═══ 正文
本申请在卷积神经网络对图像进行目标识别得到边界框信息后,先将边界框信息存储至并行处理芯片的RAM中,利用并行处理芯片能够并行流水处理计算任务的特性,对所有的边界框信息执行基于非极大值抑制算法的局部最大搜索操作,得到预设数量的待输出边界框。在得到待输出边界框后,将待输出边界框的边界框信息传输至中央处理器CPU中,由CPU输出图像检测结果。上述过程利用并行处理芯片实现非极大值抑制算法NMS的计算,将经过局部最大搜索操作后的待输出边界框的边界框信息传输至CPU,相对于相关技术中将所有边界框位置信息传输至CPU的方案,本申请的方案能够减少图像目标检测过程中并行处理芯片与CPU的通信数据量,提高图像目标检测的效率。本申请同时还提供了一种图像目标检测系统、一种电子设备和一种存储介质,具有上述有益效果,在此不再赘述。
附图说明
为了更清楚地说明本申请实施例,下面将对实施例中所需要使用的附图做简单的介绍,显而易见地,下面描述中的附图仅仅是本申请的一些实施例,对于本领域普通技术人员来讲,在不付出创造性劳动的前提下,还可以根据这些附图获得其他的附图。
图1为本申请实施例所提供的一种图像目标检测方法的流程图;
图2为本申请实施例所提供的一种边界框信息的数据格式示意图;
图3为本申请实施例所提供的一种利用CPU+FPGA异构平台实现NMS计算的流程示意图;
图4为本申请实施例所提供的一种边界框信息排序原理示意图;
图5为本申请实施例所提供的一种FPGA加速NMS算法的原理示意图;
图6为本申请实施例所提供的一种图像目标检测系统的结构示意图。
具体实施方式
为使本申请实施例的目的、技术方案和优点更加清楚,下面将结合本申请实施例中的附图,对本申请实施例中的技术方案进行清楚、完整地描述,显然,所描述的实施例是本申请一部分实施例,而不是全部的实施例。基于本申请中的实施例,本领域普通技术人员在没有做出创造性劳动前提下所获得的所有其他实施例,都属于本申请保护的范围。
下面请参见图1,图1为本申请实施例所提供的一种图像目标检测方法的流程图。
══════
═══ 原始记录
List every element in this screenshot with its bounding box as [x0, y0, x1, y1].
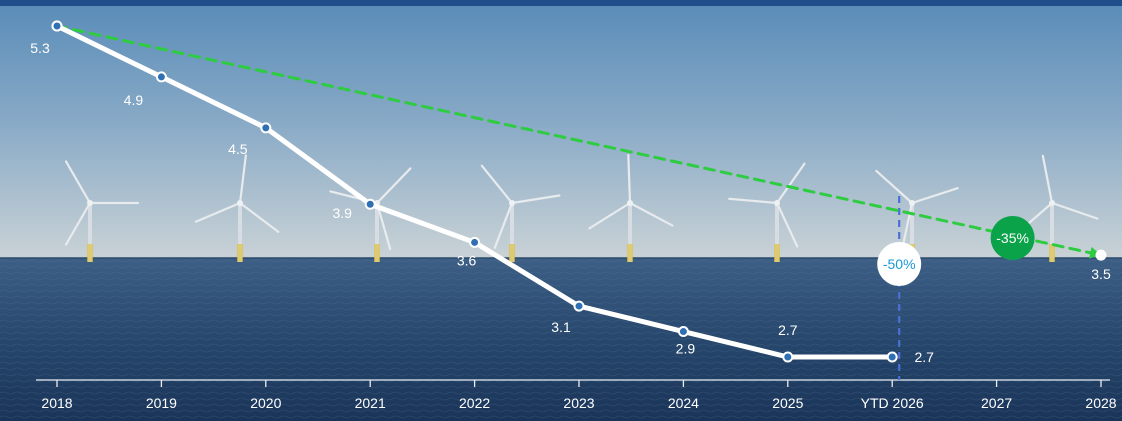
series-2-point-2028: [1095, 249, 1107, 261]
turbine-1: [64, 160, 140, 262]
series-1-point-2018: [51, 20, 63, 32]
annotations: -50% -35%: [877, 216, 1035, 286]
turbine-2: [194, 154, 280, 262]
turbine-5: [588, 153, 674, 262]
annotation--35--text: -35%: [996, 230, 1029, 246]
data-labels: 5.3 4.9 4.5 3.9 3.6 3.1 2.9 2.7 2.7 3.5: [30, 40, 1111, 365]
top-border: [0, 0, 1122, 6]
data-label-2-2028: 3.5: [1091, 266, 1111, 282]
x-axis: 2018 2019 2020 2021 2022 2023 2024 2025 YTD 2026…: [36, 379, 1117, 411]
series-1-point-2020: [260, 122, 272, 134]
actual-series-layer: [51, 20, 898, 363]
data-label-1-2023: 3.1: [551, 319, 571, 335]
series-1-point-2021: [364, 198, 376, 210]
data-label-1-2021: 3.9: [332, 205, 352, 221]
series-1-point-2019: [155, 71, 167, 83]
sea-waves: [0, 258, 1122, 421]
x-tick-label-2022: 2022: [459, 395, 490, 411]
annotation--35--badge: -35%: [990, 216, 1035, 260]
x-tick-label-ytd-2026: YTD 2026: [861, 395, 924, 411]
series-1-point-2023: [573, 300, 585, 312]
data-label-1-2025: 2.7: [778, 322, 798, 338]
series-2-line: [55, 24, 1103, 257]
x-tick-label-2018: 2018: [41, 395, 72, 411]
data-label-1-2019: 4.9: [124, 92, 144, 108]
x-tick-label-2021: 2021: [355, 395, 386, 411]
data-label-1-2018: 5.3: [30, 40, 50, 56]
x-tick-label-2019: 2019: [146, 395, 177, 411]
data-label-1-ytd-2026: 2.7: [914, 349, 934, 365]
series-1-point-2025: [782, 351, 794, 363]
x-tick-label-2028: 2028: [1085, 395, 1116, 411]
series-1-point-2022: [469, 236, 481, 248]
turbine-6: [728, 162, 806, 262]
x-tick-label-2023: 2023: [563, 395, 594, 411]
data-label-1-2020: 4.5: [228, 141, 248, 157]
series-1-point-ytd-2026: [886, 351, 898, 363]
turbine-4: [480, 164, 561, 262]
data-label-1-2022: 3.6: [457, 252, 477, 268]
x-tick-label-2027: 2027: [981, 395, 1012, 411]
series-1-point-2024: [677, 326, 689, 338]
x-tick-label-2025: 2025: [772, 395, 803, 411]
x-tick-label-2024: 2024: [668, 395, 699, 411]
data-label-1-2024: 2.9: [676, 341, 696, 357]
annotation--50--text: -50%: [883, 256, 916, 272]
wind-turbines: [64, 153, 1099, 262]
sky: [0, 6, 1122, 258]
x-tick-label-2020: 2020: [250, 395, 281, 411]
annotation--50--badge: -50%: [877, 242, 922, 286]
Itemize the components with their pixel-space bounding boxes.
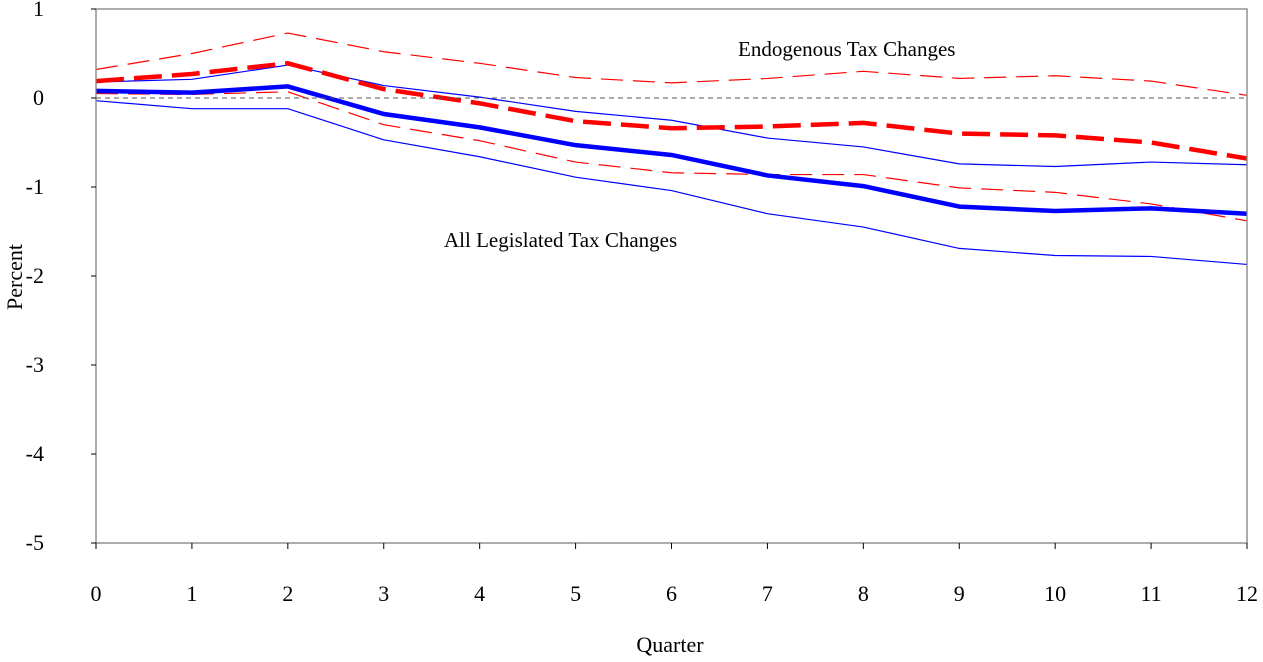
y-tick-label: -4	[26, 441, 44, 466]
x-tick-label: 3	[378, 581, 389, 606]
x-axis-title: Quarter	[636, 632, 704, 657]
series-line-endogenous	[95, 61, 1248, 161]
y-tick-label: -2	[26, 263, 44, 288]
y-tick-label: -3	[26, 352, 44, 377]
y-axis-title: Percent	[2, 244, 27, 310]
x-tick-label: 2	[282, 581, 293, 606]
x-tick-label: 7	[762, 581, 773, 606]
axes: 10-1-2-3-4-50 1 2 3 4 5 6 7 8 9 10 11 12	[26, 0, 1258, 606]
x-tick-label: 11	[1140, 581, 1161, 606]
plot-area	[95, 32, 1248, 266]
series-line-all-legislated	[95, 84, 1248, 216]
x-tick-label: 4	[474, 581, 485, 606]
annotation-all-legislated: All Legislated Tax Changes	[444, 228, 677, 252]
series-line-all-legislated-lower	[95, 100, 1248, 266]
series-line-all-legislated-upper	[95, 64, 1248, 168]
x-tick-label: 9	[954, 581, 965, 606]
series-line-endogenous-lower	[95, 91, 1248, 222]
annotation-endogenous: Endogenous Tax Changes	[738, 37, 955, 61]
x-tick-label: 6	[666, 581, 677, 606]
y-tick-label: -1	[26, 174, 44, 199]
y-tick-label: 1	[33, 0, 44, 21]
x-tick-label: 0	[91, 581, 102, 606]
x-tick-label: 10	[1044, 581, 1066, 606]
x-tick-label: 12	[1236, 581, 1258, 606]
y-tick-label: -5	[26, 530, 44, 555]
x-tick-label: 5	[570, 581, 581, 606]
x-tick-label: 8	[858, 581, 869, 606]
x-tick-label: 1	[186, 581, 197, 606]
series-line-endogenous-upper	[95, 32, 1248, 96]
y-tick-label: 0	[33, 85, 44, 110]
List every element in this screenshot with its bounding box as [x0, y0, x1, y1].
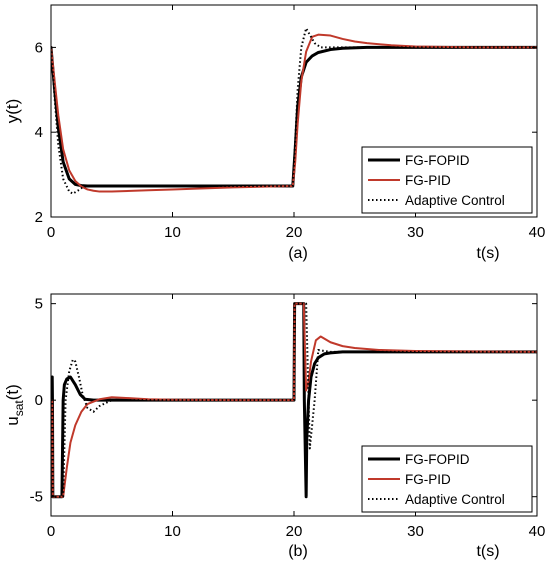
legend-entry-label: FG-PID: [405, 472, 451, 487]
x-tick-label: 20: [286, 224, 303, 241]
y-axis-label: y(t): [3, 99, 22, 124]
x-tick-label: 40: [529, 523, 546, 540]
x-tick-label: 0: [47, 224, 55, 241]
x-tick-label: 30: [407, 523, 424, 540]
chart-panel-a: 0 10 20 30 40 2 4 6 y(t) (a) t(s) FG-FOPID FG-PID Ada…: [3, 4, 546, 262]
y-axis-label: usat(t): [3, 384, 26, 426]
y-tick-label: -5: [30, 489, 43, 506]
series-line-fg-pid: [51, 33, 537, 193]
x-axis-label: t(s): [476, 245, 499, 262]
legend-entry-label: Adaptive Control: [405, 193, 505, 208]
legend: FG-FOPID FG-PID Adaptive Control: [361, 445, 533, 513]
legend-entry-label: Adaptive Control: [405, 492, 505, 507]
series-group: [51, 302, 537, 499]
x-tick-label: 0: [47, 523, 55, 540]
x-tick-label: 40: [529, 224, 546, 241]
legend: FG-FOPID FG-PID Adaptive Control: [361, 146, 533, 214]
series-line-adaptive-control: [51, 302, 537, 498]
x-tick-label: 20: [286, 523, 303, 540]
x-tick-label: 30: [407, 224, 424, 241]
x-axis-label: t(s): [476, 543, 499, 560]
series-line-adaptive-control: [51, 27, 537, 195]
y-tick-label: 5: [35, 296, 43, 313]
y-tick-label: 4: [35, 124, 43, 141]
y-tick-label: 0: [35, 392, 43, 409]
legend-entry-label: FG-FOPID: [405, 452, 470, 467]
legend-entry-label: FG-PID: [405, 173, 451, 188]
series-group: [51, 27, 537, 195]
x-tick-label: 10: [164, 523, 181, 540]
y-tick-label: 2: [35, 209, 43, 226]
y-tick-label: 6: [35, 39, 43, 56]
panel-label: (b): [288, 543, 308, 560]
x-tick-label: 10: [164, 224, 181, 241]
legend-entry-label: FG-FOPID: [405, 153, 470, 168]
panel-label: (a): [288, 245, 308, 262]
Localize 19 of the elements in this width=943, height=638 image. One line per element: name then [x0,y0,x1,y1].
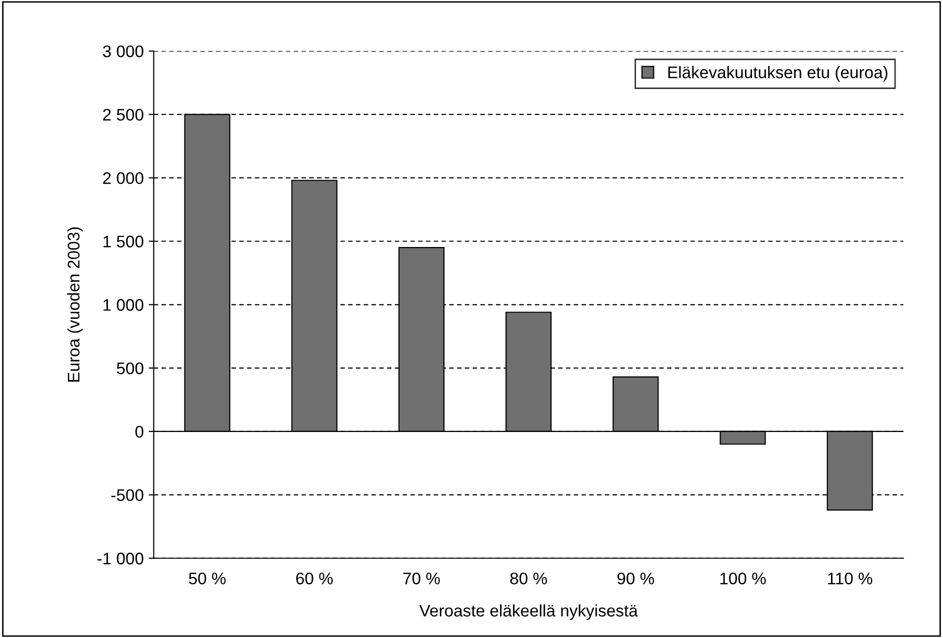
y-tick-label: 0 [135,426,144,438]
legend-label: Eläkevakuutuksen etu (euroa) [668,66,888,82]
y-tick-label: 3 000 [102,45,144,58]
y-tick-label: 1 500 [104,236,144,248]
y-tick-label: 2 000 [103,172,144,184]
x-axis-title: Veroaste eläkeellä nykyisestä [419,604,638,620]
x-tick-label: 110 % [828,572,872,584]
y-tick-label: 500 [116,362,144,374]
y-axis-title: Euroa (vuoden 2003) [67,227,83,382]
y-tick-label: -1 000 [97,552,144,564]
x-tick-label: 90 % [617,572,654,584]
x-tick-label: 50 % [188,572,226,584]
x-tick-label: 70 % [403,572,440,584]
y-tick-label: 1 000 [104,299,144,311]
x-tick-label: 60 % [296,572,333,584]
x-tick-label: 80 % [510,572,547,584]
x-tick-label: 100 % [720,572,766,584]
y-tick-label: -500 [111,489,144,502]
y-tick-label: 2 500 [103,108,144,121]
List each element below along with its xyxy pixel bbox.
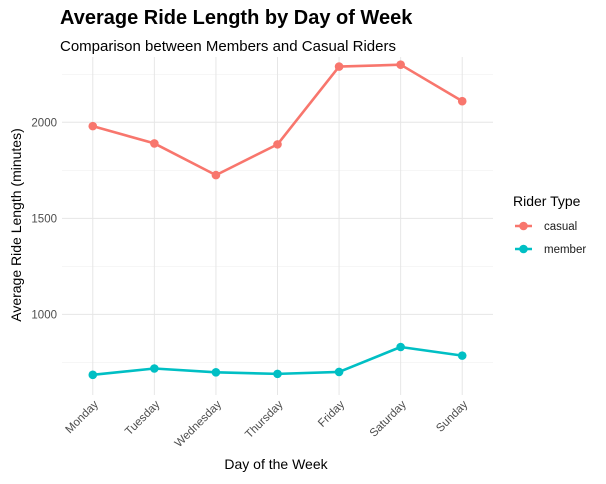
legend-item-member: member — [515, 244, 586, 256]
x-tick-label: Tuesday — [123, 398, 163, 438]
x-axis-ticks: Monday Tuesday Wednesday Thursday Friday Satu… — [63, 398, 470, 449]
legend-key-point — [519, 221, 528, 231]
x-tick-label: Monday — [63, 398, 101, 436]
data-point — [457, 351, 467, 360]
y-tick-label: 1000 — [31, 309, 57, 321]
y-axis-ticks: 1000 1500 2000 — [31, 117, 57, 321]
data-point — [334, 367, 344, 377]
data-point — [88, 121, 98, 131]
data-point — [150, 139, 159, 148]
data-point — [88, 370, 98, 380]
series-layer — [88, 60, 467, 380]
data-point — [457, 96, 467, 106]
data-point — [150, 364, 159, 373]
data-point — [211, 170, 221, 180]
data-point — [273, 140, 282, 149]
series-casual — [88, 60, 467, 180]
x-axis-label: Day of the Week — [224, 456, 328, 472]
y-axis-label: Average Ride Length (minutes) — [8, 128, 24, 322]
legend-key-point — [519, 244, 528, 254]
data-point — [211, 368, 221, 377]
legend-item-casual: casual — [515, 221, 577, 233]
legend-title: Rider Type — [513, 193, 581, 209]
x-tick-label: Wednesday — [173, 398, 224, 449]
series-member — [88, 342, 467, 380]
legend-label: casual — [544, 221, 577, 233]
data-point — [396, 60, 405, 69]
y-tick-label: 2000 — [31, 117, 57, 129]
data-point — [396, 342, 405, 352]
x-tick-label: Friday — [316, 398, 347, 429]
data-point — [334, 62, 344, 71]
grid-layer — [62, 57, 493, 395]
chart-title: Average Ride Length by Day of Week — [60, 7, 413, 29]
legend-label: member — [544, 244, 586, 256]
x-tick-label: Saturday — [368, 398, 409, 439]
legend-items: casual member — [515, 221, 586, 256]
data-point — [273, 369, 282, 379]
x-tick-label: Thursday — [243, 398, 286, 441]
legend: Rider Type casual member — [513, 193, 586, 256]
chart-subtitle: Comparison between Members and Casual Ri… — [60, 38, 396, 55]
x-tick-label: Sunday — [434, 398, 470, 434]
y-tick-label: 1500 — [31, 213, 57, 225]
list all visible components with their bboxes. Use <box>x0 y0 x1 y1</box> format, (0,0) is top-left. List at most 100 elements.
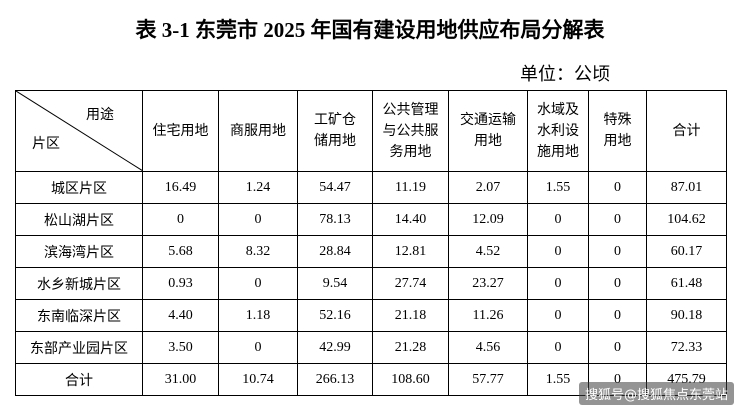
cell: 31.00 <box>142 363 219 396</box>
cell: 104.62 <box>646 203 727 236</box>
cell: 8.32 <box>218 235 298 268</box>
row-label: 滨海湾片区 <box>15 235 143 268</box>
row-label: 东南临深片区 <box>15 299 143 332</box>
cell: 87.01 <box>646 171 727 204</box>
row-label: 城区片区 <box>15 171 143 204</box>
cell: 78.13 <box>297 203 373 236</box>
table-row: 松山湖片区 0 0 78.13 14.40 12.09 0 0 104.62 <box>15 203 727 236</box>
cell: 11.19 <box>372 171 449 204</box>
cell: 1.24 <box>218 171 298 204</box>
cell: 0 <box>527 235 589 268</box>
cell: 72.33 <box>646 331 727 364</box>
cell: 42.99 <box>297 331 373 364</box>
cell: 28.84 <box>297 235 373 268</box>
header-line: 水域及 <box>537 102 579 118</box>
cell: 0 <box>588 299 647 332</box>
header-line: 商服用地 <box>230 123 286 139</box>
cell: 0 <box>527 299 589 332</box>
column-header: 工矿仓 储用地 <box>297 90 373 172</box>
cell: 12.09 <box>448 203 528 236</box>
cell: 5.68 <box>142 235 219 268</box>
cell: 52.16 <box>297 299 373 332</box>
cell: 1.18 <box>218 299 298 332</box>
header-line: 合计 <box>672 123 701 139</box>
watermark: 搜狐号@搜狐焦点东莞站 <box>578 382 734 405</box>
header-line: 住宅用地 <box>152 123 209 139</box>
cell: 54.47 <box>297 171 373 204</box>
table: 用途 片区 住宅用地 商服用地 工矿仓 储用地 公共管理 与公共服 务用地 交通运输 用地 水域及… <box>15 90 727 396</box>
cell: 0 <box>218 267 298 300</box>
header-row: 用途 片区 住宅用地 商服用地 工矿仓 储用地 公共管理 与公共服 务用地 交通运输 用地 水域及… <box>15 90 727 172</box>
cell: 4.56 <box>448 331 528 364</box>
cell: 2.07 <box>448 171 528 204</box>
cell: 60.17 <box>646 235 727 268</box>
cell: 4.52 <box>448 235 528 268</box>
corner-bottom: 片区 <box>32 137 60 152</box>
cell: 14.40 <box>372 203 449 236</box>
table-row: 东南临深片区 4.40 1.18 52.16 21.18 11.26 0 0 90.18 <box>15 299 727 332</box>
cell: 0 <box>218 203 298 236</box>
cell: 0 <box>218 331 298 364</box>
cell: 0 <box>527 331 589 364</box>
cell: 10.74 <box>218 363 298 396</box>
cell: 90.18 <box>646 299 727 332</box>
row-label: 水乡新城片区 <box>15 267 143 300</box>
column-header: 公共管理与公共服务用地 <box>372 90 449 172</box>
table-body: 城区片区 16.49 1.24 54.47 11.19 2.07 1.55 0 87.01 松山湖… <box>15 171 727 396</box>
cell: 11.26 <box>448 299 528 332</box>
cell: 12.81 <box>372 235 449 268</box>
table-row: 滨海湾片区 5.68 8.32 28.84 12.81 4.52 0 0 60.17 <box>15 235 727 268</box>
cell: 0 <box>527 203 589 236</box>
column-header: 合计 <box>646 90 727 172</box>
cell: 0 <box>527 267 589 300</box>
header-line: 务用地 <box>389 144 432 160</box>
header-line: 与公共服 <box>382 123 439 139</box>
corner-cell: 用途 片区 <box>15 90 143 172</box>
cell: 0 <box>588 331 647 364</box>
table-row: 水乡新城片区 0.93 0 9.54 27.74 23.27 0 0 61.48 <box>15 267 727 300</box>
header-line: 施用地 <box>537 144 579 160</box>
cell: 27.74 <box>372 267 449 300</box>
cell: 266.13 <box>297 363 373 396</box>
column-header: 交通运输 用地 <box>448 90 528 172</box>
column-header: 特殊 用地 <box>588 90 647 172</box>
cell: 0 <box>588 203 647 236</box>
cell: 23.27 <box>448 267 528 300</box>
cell: 1.55 <box>527 363 589 396</box>
header-line: 水利设 <box>537 123 579 139</box>
header-line: 储用地 <box>314 134 356 149</box>
column-header: 商服用地 <box>218 90 298 172</box>
header-line: 特殊 <box>603 113 632 128</box>
cell: 0 <box>588 171 647 204</box>
cell: 16.49 <box>142 171 219 204</box>
cell: 0 <box>142 203 219 236</box>
cell: 1.55 <box>527 171 589 204</box>
cell: 0 <box>588 267 647 300</box>
row-label: 合计 <box>15 363 143 396</box>
header-line: 公共管理 <box>382 102 439 118</box>
cell: 21.18 <box>372 299 449 332</box>
table-row: 合计 31.00 10.74 266.13 108.60 57.77 1.55 0 475.79 <box>15 363 727 396</box>
table-row: 东部产业园片区 3.50 0 42.99 21.28 4.56 0 0 72.33 <box>15 331 727 364</box>
corner-top: 用途 <box>86 108 114 123</box>
column-header: 水域及 水利设 施用地 <box>527 90 589 172</box>
cell: 61.48 <box>646 267 727 300</box>
header-line: 工矿仓 <box>314 113 356 128</box>
header-line: 用地 <box>474 134 502 149</box>
row-label: 松山湖片区 <box>15 203 143 236</box>
cell: 108.60 <box>372 363 449 396</box>
title: 表 3-1 东莞市 2025 年国有建设用地供应布局分解表 <box>135 18 605 42</box>
diagonal <box>16 91 143 171</box>
table-row: 城区片区 16.49 1.24 54.47 11.19 2.07 1.55 0 87.01 <box>15 171 727 204</box>
cell: 0 <box>588 235 647 268</box>
cell: 4.40 <box>142 299 219 332</box>
cell: 57.77 <box>448 363 528 396</box>
cell: 0.93 <box>142 267 219 300</box>
header-line: 交通运输 <box>460 113 516 128</box>
cell: 9.54 <box>297 267 373 300</box>
unit: 单位：公顷 <box>520 64 610 84</box>
cell: 21.28 <box>372 331 449 364</box>
header-line: 用地 <box>603 134 632 149</box>
cell: 3.50 <box>142 331 219 364</box>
══════
### 任务要求
将图像目标检测这段正文从“本申请在卷积神经网络对图像进”往下直到“根据这些附图获得其他的附图。”的全部内容改写一遍,其中“并行处理芯片”一律换成“并行计算芯片”。

### 参考答案
本申请在卷积神经网络对图像进行目标识别得到边界框信息后,先将边界框信息存储至并行计算芯片的RAM中,利用并行计算芯片能够并行流水处理计算任务的特性,对所有的边界框信息执行基于非极大值抑制算法的局部最大搜索操作,得到预设数量的待输出边界框。在得到待输出边界框后,将待输出边界框的边界框信息传输至中央处理器CPU中,由CPU输出图像检测结果。上述过程利用并行计算芯片实现非极大值抑制算法NMS的计算,将经过局部最大搜索操作后的待输出边界框的边界框信息传输至CPU,相对于相关技术中将所有边界框位置信息传输至CPU的方案,本申请的方案能够减少图像目标检测过程中并行计算芯片与CPU的通信数据量,提高图像目标检测的效率。本申请同时还提供了一种图像目标检测系统、一种电子设备和一种存储介质,具有上述有益效果,在此不再赘述。
附图说明
为了更清楚地说明本申请实施例,下面将对实施例中所需要使用的附图做简单的介绍,显而易见地,下面描述中的附图仅仅是本申请的一些实施例,对于本领域普通技术人员来讲,在不付出创造性劳动的前提下,还可以根据这些附图获得其他的附图。